↓

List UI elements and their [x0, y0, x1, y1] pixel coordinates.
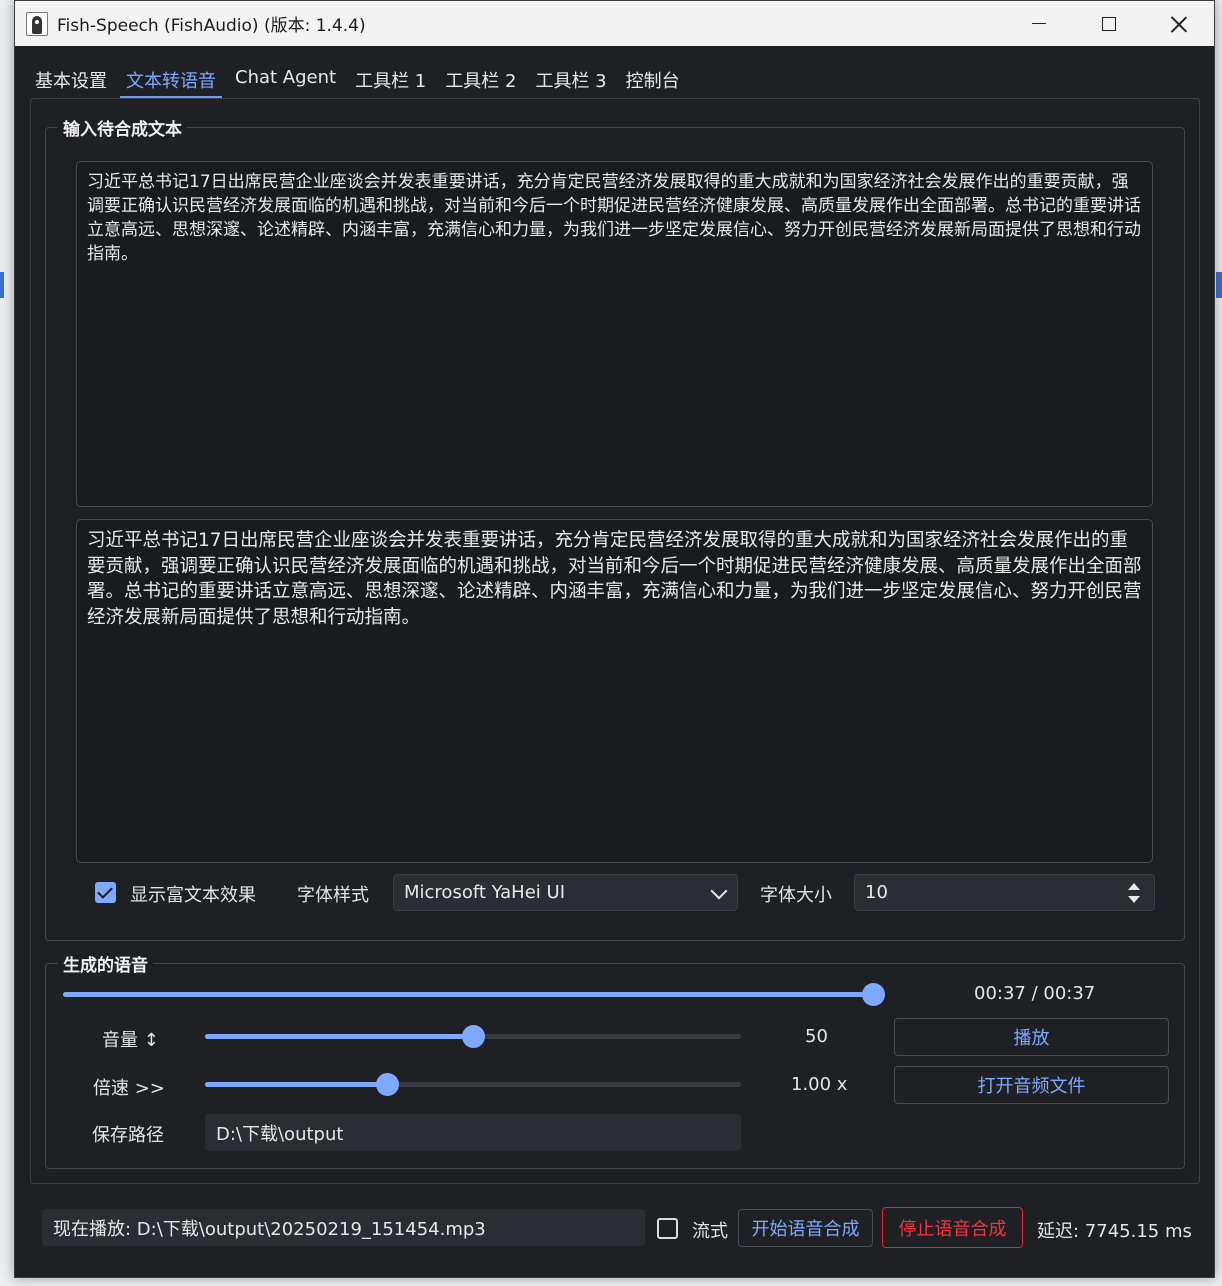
generated-audio-group-title: 生成的语音 [58, 951, 153, 976]
font-style-value: Microsoft YaHei UI [404, 882, 565, 903]
window-title: Fish-Speech (FishAudio) (版本: 1.4.4) [57, 16, 366, 36]
tab-toolbar-3[interactable]: 工具栏 3 [529, 63, 612, 99]
source-text-input[interactable]: 习近平总书记17日出席民营企业座谈会并发表重要讲话，充分肯定民营经济发展取得的重… [76, 161, 1153, 507]
title-bar: Fish-Speech (FishAudio) (版本: 1.4.4) [15, 1, 1214, 46]
chevron-down-icon [710, 882, 728, 900]
rich-text-label: 显示富文本效果 [130, 885, 256, 906]
stop-synthesis-button[interactable]: 停止语音合成 [882, 1207, 1023, 1248]
rich-text-preview[interactable]: 习近平总书记17日出席民营企业座谈会并发表重要讲话，充分肯定民营经济发展取得的重… [76, 519, 1153, 863]
open-audio-file-button[interactable]: 打开音频文件 [894, 1066, 1169, 1104]
rich-text-checkbox[interactable] [95, 882, 116, 903]
tab-console[interactable]: 控制台 [620, 63, 686, 99]
tab-toolbar-2[interactable]: 工具栏 2 [439, 63, 522, 99]
now-playing-display: 现在播放: D:\下载\output\20250219_151454.mp3 [42, 1209, 645, 1246]
maximize-icon [1102, 16, 1116, 31]
playback-progress-slider[interactable] [63, 983, 885, 1006]
stream-label: 流式 [692, 1221, 728, 1242]
spin-up-icon[interactable] [1128, 883, 1140, 890]
minimize-button[interactable] [1004, 1, 1074, 46]
tab-pane: 输入待合成文本 习近平总书记17日出席民营企业座谈会并发表重要讲话，充分肯定民营… [30, 98, 1200, 1184]
close-button[interactable] [1144, 1, 1214, 46]
start-synthesis-button[interactable]: 开始语音合成 [738, 1209, 873, 1247]
volume-handle[interactable] [462, 1025, 485, 1048]
minimize-icon [1032, 22, 1046, 25]
save-path-label: 保存路径 [92, 1125, 164, 1146]
save-path-input[interactable]: D:\下载\output [205, 1114, 741, 1151]
window-controls [1004, 1, 1214, 46]
play-button[interactable]: 播放 [894, 1018, 1169, 1056]
tab-basic-settings[interactable]: 基本设置 [29, 63, 113, 99]
playback-progress-handle[interactable] [862, 983, 885, 1006]
volume-label: 音量 ↕ [102, 1030, 159, 1051]
maximize-button[interactable] [1074, 1, 1144, 46]
speed-handle[interactable] [376, 1073, 400, 1096]
volume-slider[interactable] [205, 1025, 741, 1048]
speed-value: 1.00 x [791, 1074, 848, 1095]
volume-value: 50 [805, 1026, 828, 1047]
font-size-label: 字体大小 [760, 885, 832, 906]
time-display: 00:37 / 00:37 [974, 983, 1096, 1004]
tab-chat-agent[interactable]: Chat Agent [229, 63, 342, 99]
font-style-label: 字体样式 [297, 885, 369, 906]
desktop-accent-right [1216, 272, 1222, 298]
latency-display: 延迟: 7745.15 ms [1037, 1221, 1192, 1242]
tab-bar: 基本设置 文本转语音 Chat Agent 工具栏 1 工具栏 2 工具栏 3 … [29, 63, 693, 99]
font-style-select[interactable]: Microsoft YaHei UI [393, 874, 738, 911]
font-size-spinbox[interactable]: 10 [854, 874, 1155, 911]
desktop-accent-left [0, 272, 4, 298]
stream-checkbox[interactable] [657, 1218, 678, 1239]
app-window: Fish-Speech (FishAudio) (版本: 1.4.4) 基本设置… [14, 0, 1215, 1278]
spin-down-icon[interactable] [1128, 896, 1140, 903]
tab-text-to-speech[interactable]: 文本转语音 [120, 63, 222, 99]
speed-slider[interactable] [205, 1073, 741, 1096]
input-text-group: 输入待合成文本 习近平总书记17日出席民营企业座谈会并发表重要讲话，充分肯定民营… [45, 115, 1185, 941]
volume-fill [205, 1034, 473, 1039]
tab-toolbar-1[interactable]: 工具栏 1 [349, 63, 432, 99]
playback-progress-fill [63, 992, 873, 997]
speed-fill [205, 1082, 388, 1087]
generated-audio-group: 生成的语音 00:37 / 00:37 音量 ↕ 50 播放 倍速 >> 1.0… [45, 951, 1185, 1169]
app-logo-icon [26, 11, 48, 36]
speed-label: 倍速 >> [93, 1078, 165, 1099]
font-size-value: 10 [865, 882, 888, 903]
input-text-group-title: 输入待合成文本 [58, 115, 187, 140]
close-icon [1171, 16, 1187, 32]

↑

▶ **What needs to be done**:
Please copy the material above word for word, without the picture.

▶ **In response**:
List UI elements and their [x0, y0, x1, y1] pixel coordinates.
generated-audio-group-title: 生成的语音 [58, 951, 153, 976]
font-style-value: Microsoft YaHei UI [404, 882, 565, 903]
window-title: Fish-Speech (FishAudio) (版本: 1.4.4) [57, 16, 366, 36]
tab-toolbar-3[interactable]: 工具栏 3 [529, 63, 612, 99]
source-text-input[interactable]: 习近平总书记17日出席民营企业座谈会并发表重要讲话，充分肯定民营经济发展取得的重… [76, 161, 1153, 507]
title-bar: Fish-Speech (FishAudio) (版本: 1.4.4) [15, 1, 1214, 46]
chevron-down-icon [710, 882, 728, 900]
rich-text-label: 显示富文本效果 [130, 885, 256, 906]
stop-synthesis-button[interactable]: 停止语音合成 [882, 1207, 1023, 1248]
rich-text-preview[interactable]: 习近平总书记17日出席民营企业座谈会并发表重要讲话，充分肯定民营经济发展取得的重… [76, 519, 1153, 863]
open-audio-file-button[interactable]: 打开音频文件 [894, 1066, 1169, 1104]
rich-text-checkbox[interactable] [95, 882, 116, 903]
tab-console[interactable]: 控制台 [620, 63, 686, 99]
tab-toolbar-2[interactable]: 工具栏 2 [439, 63, 522, 99]
now-playing-display: 现在播放: D:\下载\output\20250219_151454.mp3 [42, 1209, 645, 1246]
maximize-icon [1102, 16, 1116, 31]
playback-progress-slider[interactable] [63, 983, 885, 1006]
stream-label: 流式 [692, 1221, 728, 1242]
spin-up-icon[interactable] [1128, 883, 1140, 890]
minimize-button[interactable] [1004, 1, 1074, 46]
tab-pane: 输入待合成文本 习近平总书记17日出席民营企业座谈会并发表重要讲话，充分肯定民营… [30, 98, 1200, 1184]
close-button[interactable] [1144, 1, 1214, 46]
start-synthesis-button[interactable]: 开始语音合成 [738, 1209, 873, 1247]
volume-handle[interactable] [462, 1025, 485, 1048]
minimize-icon [1032, 22, 1046, 25]
save-path-label: 保存路径 [92, 1125, 164, 1146]
save-path-input[interactable]: D:\下载\output [205, 1114, 741, 1151]
window-controls [1004, 1, 1214, 46]
play-button[interactable]: 播放 [894, 1018, 1169, 1056]
tab-basic-settings[interactable]: 基本设置 [29, 63, 113, 99]
playback-progress-handle[interactable] [862, 983, 885, 1006]
volume-label: 音量 ↕ [102, 1030, 159, 1051]
maximize-button[interactable] [1074, 1, 1144, 46]
speed-handle[interactable] [376, 1073, 400, 1096]
volume-slider[interactable] [205, 1025, 741, 1048]
speed-value: 1.00 x [791, 1074, 848, 1095]
volume-value: 50 [805, 1026, 828, 1047]
font-size-label: 字体大小 [760, 885, 832, 906]
time-display: 00:37 / 00:37 [974, 983, 1096, 1004]
tab-chat-agent[interactable]: Chat Agent [229, 63, 342, 99]
font-style-label: 字体样式 [297, 885, 369, 906]
desktop-accent-right [1216, 272, 1222, 298]
latency-display: 延迟: 7745.15 ms [1037, 1221, 1192, 1242]
tab-bar: 基本设置 文本转语音 Chat Agent 工具栏 1 工具栏 2 工具栏 3 … [29, 63, 693, 99]
font-style-select[interactable]: Microsoft YaHei UI [393, 874, 738, 911]
font-size-spinbox[interactable]: 10 [854, 874, 1155, 911]
desktop-accent-left [0, 272, 4, 298]
stream-checkbox[interactable] [657, 1218, 678, 1239]
app-window: Fish-Speech (FishAudio) (版本: 1.4.4) 基本设置… [14, 0, 1215, 1278]
spin-down-icon[interactable] [1128, 896, 1140, 903]
tab-text-to-speech[interactable]: 文本转语音 [120, 63, 222, 99]
speed-slider[interactable] [205, 1073, 741, 1096]
input-text-group: 输入待合成文本 习近平总书记17日出席民营企业座谈会并发表重要讲话，充分肯定民营… [45, 115, 1185, 941]
volume-fill [205, 1034, 473, 1039]
tab-toolbar-1[interactable]: 工具栏 1 [349, 63, 432, 99]
playback-progress-fill [63, 992, 873, 997]
speed-fill [205, 1082, 388, 1087]
generated-audio-group: 生成的语音 00:37 / 00:37 音量 ↕ 50 播放 倍速 >> 1.0… [45, 951, 1185, 1169]
app-logo-icon [26, 11, 48, 36]
speed-label: 倍速 >> [93, 1078, 165, 1099]
font-size-value: 10 [865, 882, 888, 903]
input-text-group-title: 输入待合成文本 [58, 115, 187, 140]
close-icon [1171, 16, 1187, 32]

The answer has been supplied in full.